Records for the exercise ▸
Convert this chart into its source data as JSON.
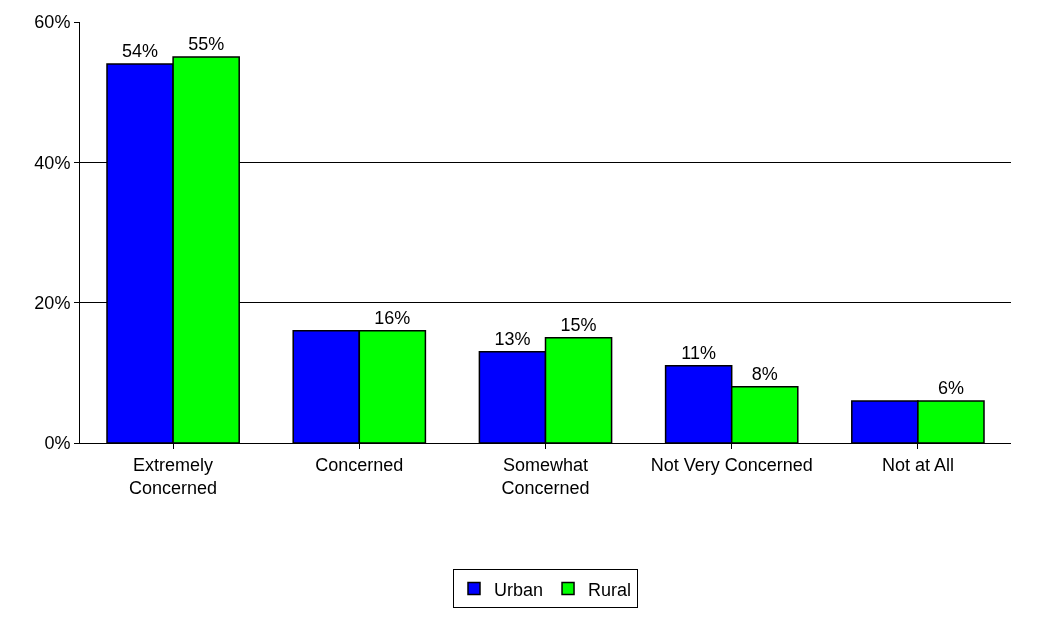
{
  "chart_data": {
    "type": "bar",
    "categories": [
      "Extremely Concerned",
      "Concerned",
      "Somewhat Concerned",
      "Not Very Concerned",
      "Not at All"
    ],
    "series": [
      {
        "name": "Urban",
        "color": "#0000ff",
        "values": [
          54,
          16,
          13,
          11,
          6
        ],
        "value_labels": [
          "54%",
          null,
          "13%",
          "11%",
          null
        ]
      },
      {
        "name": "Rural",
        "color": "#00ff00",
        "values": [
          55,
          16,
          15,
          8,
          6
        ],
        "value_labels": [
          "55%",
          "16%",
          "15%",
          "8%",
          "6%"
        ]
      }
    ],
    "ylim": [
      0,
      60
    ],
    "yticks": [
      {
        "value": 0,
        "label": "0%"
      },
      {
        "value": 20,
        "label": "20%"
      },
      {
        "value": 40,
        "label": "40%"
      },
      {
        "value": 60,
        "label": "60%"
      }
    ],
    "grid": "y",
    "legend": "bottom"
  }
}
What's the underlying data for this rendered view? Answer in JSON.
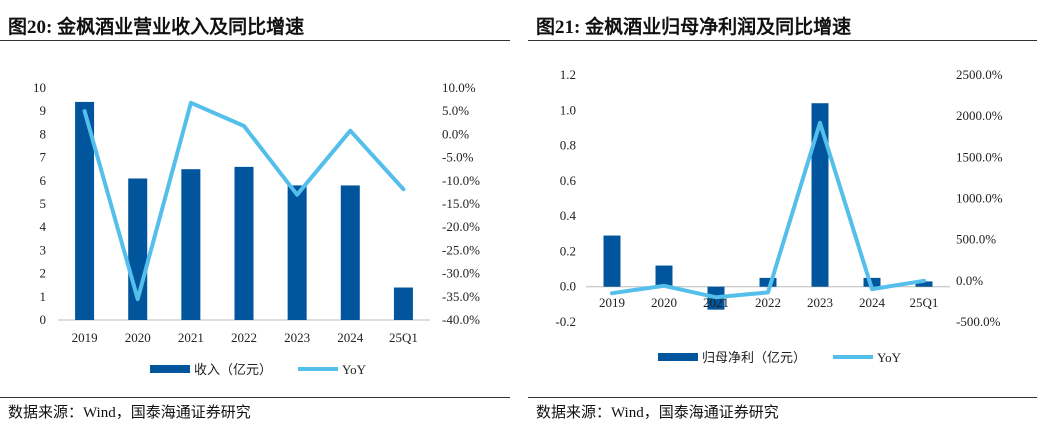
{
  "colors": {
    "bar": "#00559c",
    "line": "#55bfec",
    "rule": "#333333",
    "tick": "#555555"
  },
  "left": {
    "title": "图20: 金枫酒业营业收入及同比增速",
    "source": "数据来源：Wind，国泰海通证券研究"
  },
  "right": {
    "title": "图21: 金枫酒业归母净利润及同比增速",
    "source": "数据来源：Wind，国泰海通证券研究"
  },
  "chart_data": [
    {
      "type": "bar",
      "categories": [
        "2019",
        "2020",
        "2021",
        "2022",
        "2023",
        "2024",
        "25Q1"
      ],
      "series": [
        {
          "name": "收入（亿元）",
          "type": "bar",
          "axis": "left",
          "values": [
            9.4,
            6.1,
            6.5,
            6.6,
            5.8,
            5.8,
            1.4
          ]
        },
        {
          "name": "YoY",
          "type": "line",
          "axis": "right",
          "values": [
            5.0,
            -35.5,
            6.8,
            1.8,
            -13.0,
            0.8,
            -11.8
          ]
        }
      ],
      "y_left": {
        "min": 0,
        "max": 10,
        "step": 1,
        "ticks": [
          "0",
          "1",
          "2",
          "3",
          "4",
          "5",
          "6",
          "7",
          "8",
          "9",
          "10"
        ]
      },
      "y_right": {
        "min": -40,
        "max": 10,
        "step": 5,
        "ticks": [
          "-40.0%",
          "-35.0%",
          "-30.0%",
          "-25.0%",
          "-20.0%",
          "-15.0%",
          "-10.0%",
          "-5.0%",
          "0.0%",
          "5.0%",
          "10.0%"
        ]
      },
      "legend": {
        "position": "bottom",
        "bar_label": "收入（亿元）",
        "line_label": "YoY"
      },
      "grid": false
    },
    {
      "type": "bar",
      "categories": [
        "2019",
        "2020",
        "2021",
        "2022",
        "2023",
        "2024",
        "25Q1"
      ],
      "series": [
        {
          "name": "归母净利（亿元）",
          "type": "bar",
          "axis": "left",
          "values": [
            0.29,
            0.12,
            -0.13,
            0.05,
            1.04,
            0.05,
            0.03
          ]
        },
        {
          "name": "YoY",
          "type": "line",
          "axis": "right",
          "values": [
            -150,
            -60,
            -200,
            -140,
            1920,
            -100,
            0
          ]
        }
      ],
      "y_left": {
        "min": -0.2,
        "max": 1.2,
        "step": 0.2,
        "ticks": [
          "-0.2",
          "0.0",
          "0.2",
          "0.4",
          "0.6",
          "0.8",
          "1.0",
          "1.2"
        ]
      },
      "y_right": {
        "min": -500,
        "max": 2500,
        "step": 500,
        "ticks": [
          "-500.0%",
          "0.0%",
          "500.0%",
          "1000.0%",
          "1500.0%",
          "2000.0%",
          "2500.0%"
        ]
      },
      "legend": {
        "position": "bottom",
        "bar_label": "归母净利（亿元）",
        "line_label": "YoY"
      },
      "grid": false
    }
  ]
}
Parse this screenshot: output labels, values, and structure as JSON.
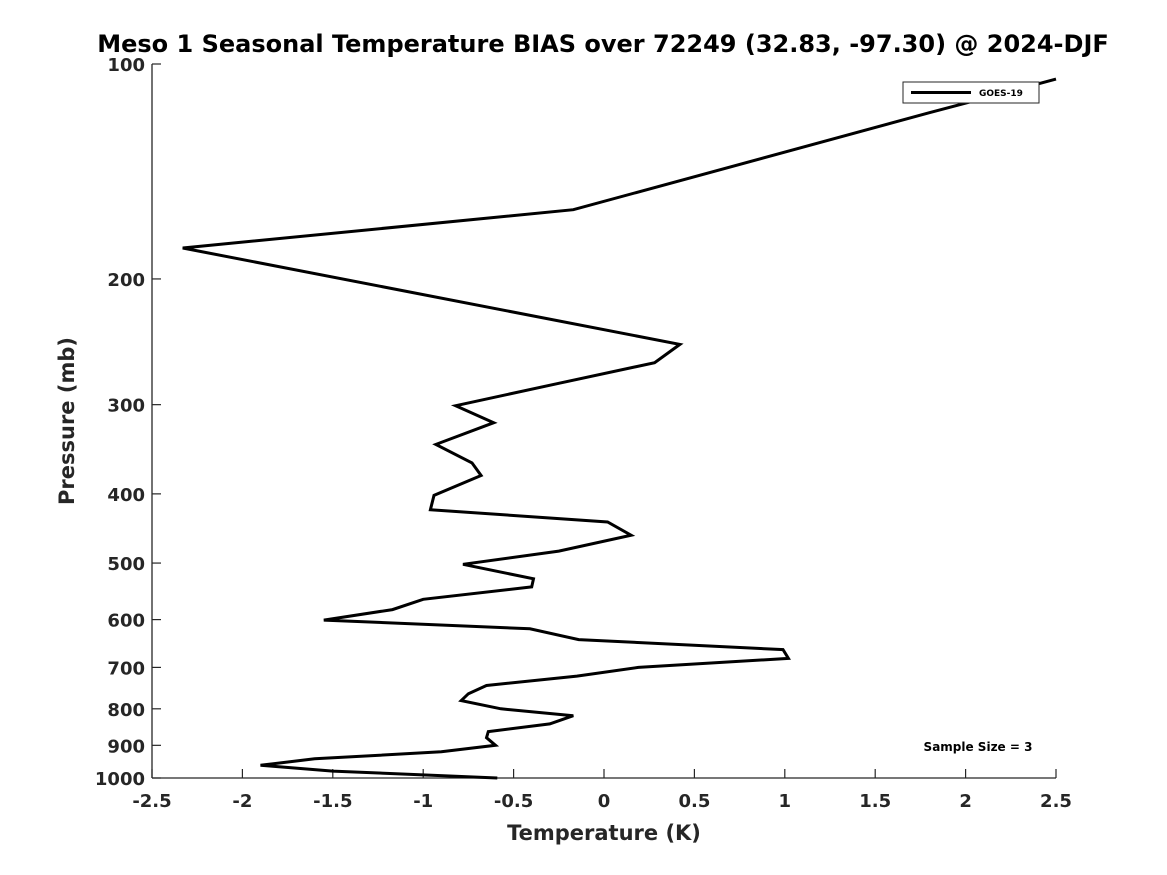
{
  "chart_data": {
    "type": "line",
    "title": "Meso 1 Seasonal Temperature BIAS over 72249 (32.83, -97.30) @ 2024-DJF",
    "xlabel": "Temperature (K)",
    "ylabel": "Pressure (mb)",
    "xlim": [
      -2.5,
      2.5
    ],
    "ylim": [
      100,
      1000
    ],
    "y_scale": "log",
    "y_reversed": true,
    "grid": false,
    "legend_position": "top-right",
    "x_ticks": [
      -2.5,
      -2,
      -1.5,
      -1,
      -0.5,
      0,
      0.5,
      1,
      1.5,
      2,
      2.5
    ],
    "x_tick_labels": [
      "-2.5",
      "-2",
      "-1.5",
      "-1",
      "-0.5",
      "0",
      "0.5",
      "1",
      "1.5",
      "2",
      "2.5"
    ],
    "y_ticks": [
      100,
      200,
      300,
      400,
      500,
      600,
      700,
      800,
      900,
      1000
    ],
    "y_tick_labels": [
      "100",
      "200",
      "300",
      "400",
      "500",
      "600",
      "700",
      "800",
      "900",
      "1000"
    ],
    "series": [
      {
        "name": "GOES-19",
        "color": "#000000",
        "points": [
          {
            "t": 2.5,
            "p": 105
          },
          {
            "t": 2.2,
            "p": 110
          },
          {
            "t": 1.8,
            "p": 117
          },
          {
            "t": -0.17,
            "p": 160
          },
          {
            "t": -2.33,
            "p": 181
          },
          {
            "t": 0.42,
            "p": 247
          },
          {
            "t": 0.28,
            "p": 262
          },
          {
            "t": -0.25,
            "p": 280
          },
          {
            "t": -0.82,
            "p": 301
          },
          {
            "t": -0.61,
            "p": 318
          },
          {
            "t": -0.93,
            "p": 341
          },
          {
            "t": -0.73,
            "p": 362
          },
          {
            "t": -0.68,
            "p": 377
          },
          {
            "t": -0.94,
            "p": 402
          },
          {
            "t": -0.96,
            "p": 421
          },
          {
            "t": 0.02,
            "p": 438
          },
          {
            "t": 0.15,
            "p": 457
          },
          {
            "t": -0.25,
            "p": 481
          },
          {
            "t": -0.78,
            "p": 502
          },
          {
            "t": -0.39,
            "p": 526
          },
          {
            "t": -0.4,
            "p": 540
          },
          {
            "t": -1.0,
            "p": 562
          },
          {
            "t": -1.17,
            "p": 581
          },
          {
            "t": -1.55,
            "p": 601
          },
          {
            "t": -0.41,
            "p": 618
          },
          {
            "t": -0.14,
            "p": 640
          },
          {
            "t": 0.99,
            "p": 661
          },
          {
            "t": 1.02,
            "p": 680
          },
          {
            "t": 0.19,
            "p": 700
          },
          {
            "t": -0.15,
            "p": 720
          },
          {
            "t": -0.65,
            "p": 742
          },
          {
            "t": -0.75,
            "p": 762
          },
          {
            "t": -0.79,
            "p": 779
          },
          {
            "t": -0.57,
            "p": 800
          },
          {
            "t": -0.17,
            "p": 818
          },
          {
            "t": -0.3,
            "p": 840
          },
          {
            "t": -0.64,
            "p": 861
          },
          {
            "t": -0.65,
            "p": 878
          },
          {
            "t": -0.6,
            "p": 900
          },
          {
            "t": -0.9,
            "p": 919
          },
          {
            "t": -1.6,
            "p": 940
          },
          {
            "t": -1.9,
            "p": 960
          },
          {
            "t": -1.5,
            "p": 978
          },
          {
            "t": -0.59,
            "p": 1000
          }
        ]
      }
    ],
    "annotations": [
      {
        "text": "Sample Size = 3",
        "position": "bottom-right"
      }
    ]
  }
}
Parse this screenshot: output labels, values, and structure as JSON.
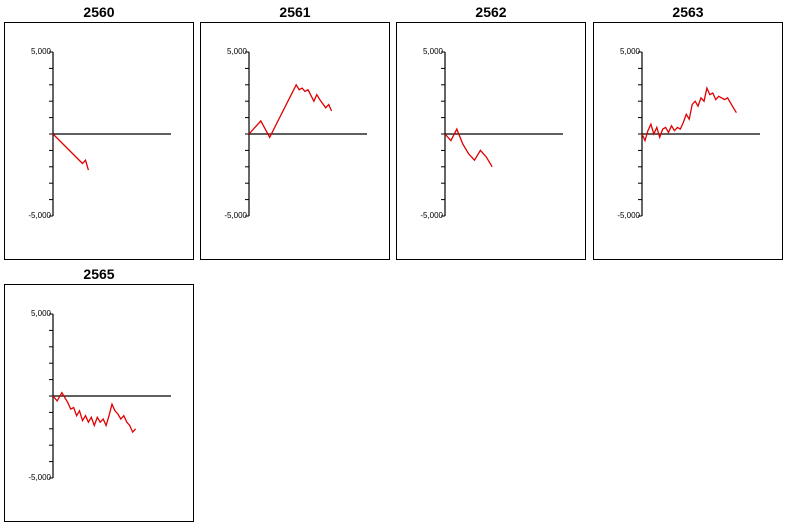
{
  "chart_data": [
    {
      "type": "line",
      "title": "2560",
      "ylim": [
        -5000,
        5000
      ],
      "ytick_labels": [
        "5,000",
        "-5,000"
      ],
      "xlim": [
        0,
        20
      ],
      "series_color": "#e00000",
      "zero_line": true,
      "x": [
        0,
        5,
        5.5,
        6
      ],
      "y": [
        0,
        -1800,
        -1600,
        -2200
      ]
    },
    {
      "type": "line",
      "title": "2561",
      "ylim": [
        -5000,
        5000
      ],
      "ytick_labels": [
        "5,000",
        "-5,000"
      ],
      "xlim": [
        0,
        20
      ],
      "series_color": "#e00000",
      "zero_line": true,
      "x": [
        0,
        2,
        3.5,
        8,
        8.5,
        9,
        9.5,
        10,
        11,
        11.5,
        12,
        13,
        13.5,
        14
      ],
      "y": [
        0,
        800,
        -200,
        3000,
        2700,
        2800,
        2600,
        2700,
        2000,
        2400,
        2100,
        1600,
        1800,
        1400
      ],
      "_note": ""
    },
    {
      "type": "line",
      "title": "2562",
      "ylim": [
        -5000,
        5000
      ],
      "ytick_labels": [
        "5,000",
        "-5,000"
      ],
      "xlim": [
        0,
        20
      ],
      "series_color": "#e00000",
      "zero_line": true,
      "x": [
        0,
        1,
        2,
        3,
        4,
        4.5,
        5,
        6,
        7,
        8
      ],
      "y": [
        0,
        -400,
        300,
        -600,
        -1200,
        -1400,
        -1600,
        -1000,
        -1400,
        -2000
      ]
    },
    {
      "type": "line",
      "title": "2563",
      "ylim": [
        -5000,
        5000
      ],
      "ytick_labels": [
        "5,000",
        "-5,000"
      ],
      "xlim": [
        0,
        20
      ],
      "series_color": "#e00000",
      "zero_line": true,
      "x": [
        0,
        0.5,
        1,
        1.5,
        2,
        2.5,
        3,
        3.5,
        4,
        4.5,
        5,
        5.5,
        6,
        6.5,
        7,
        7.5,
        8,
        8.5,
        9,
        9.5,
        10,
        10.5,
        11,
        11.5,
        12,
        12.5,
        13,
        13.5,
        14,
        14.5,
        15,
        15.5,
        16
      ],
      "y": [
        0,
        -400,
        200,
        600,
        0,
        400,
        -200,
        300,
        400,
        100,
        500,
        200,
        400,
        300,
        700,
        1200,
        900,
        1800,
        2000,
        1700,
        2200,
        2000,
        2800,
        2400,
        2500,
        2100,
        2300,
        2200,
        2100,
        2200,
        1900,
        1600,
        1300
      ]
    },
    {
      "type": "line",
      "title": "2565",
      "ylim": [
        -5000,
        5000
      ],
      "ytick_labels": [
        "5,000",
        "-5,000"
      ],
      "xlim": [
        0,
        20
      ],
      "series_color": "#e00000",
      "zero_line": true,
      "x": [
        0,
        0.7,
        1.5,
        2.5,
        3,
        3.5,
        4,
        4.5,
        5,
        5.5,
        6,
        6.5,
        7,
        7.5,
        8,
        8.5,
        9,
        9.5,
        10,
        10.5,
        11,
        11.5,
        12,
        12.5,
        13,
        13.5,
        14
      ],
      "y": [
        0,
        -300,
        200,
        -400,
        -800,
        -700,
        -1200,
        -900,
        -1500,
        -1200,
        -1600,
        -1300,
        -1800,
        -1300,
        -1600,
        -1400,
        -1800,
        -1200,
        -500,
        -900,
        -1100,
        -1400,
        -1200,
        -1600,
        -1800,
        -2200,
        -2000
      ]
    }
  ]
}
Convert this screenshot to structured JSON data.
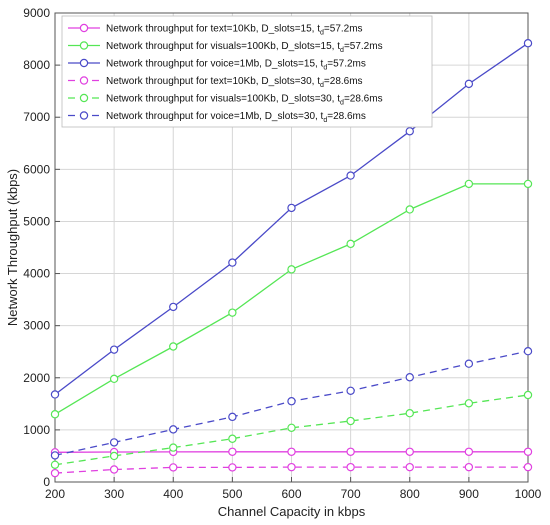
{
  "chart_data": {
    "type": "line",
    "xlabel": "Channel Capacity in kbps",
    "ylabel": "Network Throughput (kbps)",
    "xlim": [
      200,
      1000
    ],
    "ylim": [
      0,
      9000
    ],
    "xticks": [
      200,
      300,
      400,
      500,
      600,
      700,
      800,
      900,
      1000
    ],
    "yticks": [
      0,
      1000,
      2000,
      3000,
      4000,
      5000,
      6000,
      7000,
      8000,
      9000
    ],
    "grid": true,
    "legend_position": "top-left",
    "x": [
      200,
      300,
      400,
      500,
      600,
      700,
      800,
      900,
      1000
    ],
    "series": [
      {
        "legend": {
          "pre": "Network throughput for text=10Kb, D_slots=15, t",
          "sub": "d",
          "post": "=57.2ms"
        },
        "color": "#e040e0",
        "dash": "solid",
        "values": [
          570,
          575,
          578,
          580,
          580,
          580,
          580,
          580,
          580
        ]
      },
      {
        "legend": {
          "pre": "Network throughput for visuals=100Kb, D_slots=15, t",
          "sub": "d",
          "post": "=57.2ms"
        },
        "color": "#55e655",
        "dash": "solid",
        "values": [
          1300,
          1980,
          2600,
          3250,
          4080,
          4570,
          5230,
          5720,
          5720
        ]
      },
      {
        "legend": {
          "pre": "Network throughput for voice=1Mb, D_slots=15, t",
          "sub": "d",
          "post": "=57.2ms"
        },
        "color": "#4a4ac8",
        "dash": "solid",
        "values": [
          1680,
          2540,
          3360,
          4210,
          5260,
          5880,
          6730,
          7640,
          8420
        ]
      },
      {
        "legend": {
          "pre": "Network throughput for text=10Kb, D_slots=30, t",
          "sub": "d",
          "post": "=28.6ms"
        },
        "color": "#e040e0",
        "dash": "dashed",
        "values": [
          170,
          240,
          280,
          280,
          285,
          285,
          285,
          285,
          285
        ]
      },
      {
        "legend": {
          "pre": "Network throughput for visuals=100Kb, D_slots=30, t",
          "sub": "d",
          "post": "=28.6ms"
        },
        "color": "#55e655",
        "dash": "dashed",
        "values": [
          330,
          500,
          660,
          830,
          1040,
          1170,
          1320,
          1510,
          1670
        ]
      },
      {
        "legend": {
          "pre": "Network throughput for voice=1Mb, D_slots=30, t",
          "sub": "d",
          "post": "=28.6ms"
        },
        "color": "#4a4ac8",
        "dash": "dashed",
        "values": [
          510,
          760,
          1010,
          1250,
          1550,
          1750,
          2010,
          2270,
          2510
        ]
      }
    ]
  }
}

Description of the task ▸
Count how many lines hold the string "Temperature" and give that number alone.

Result ▸
2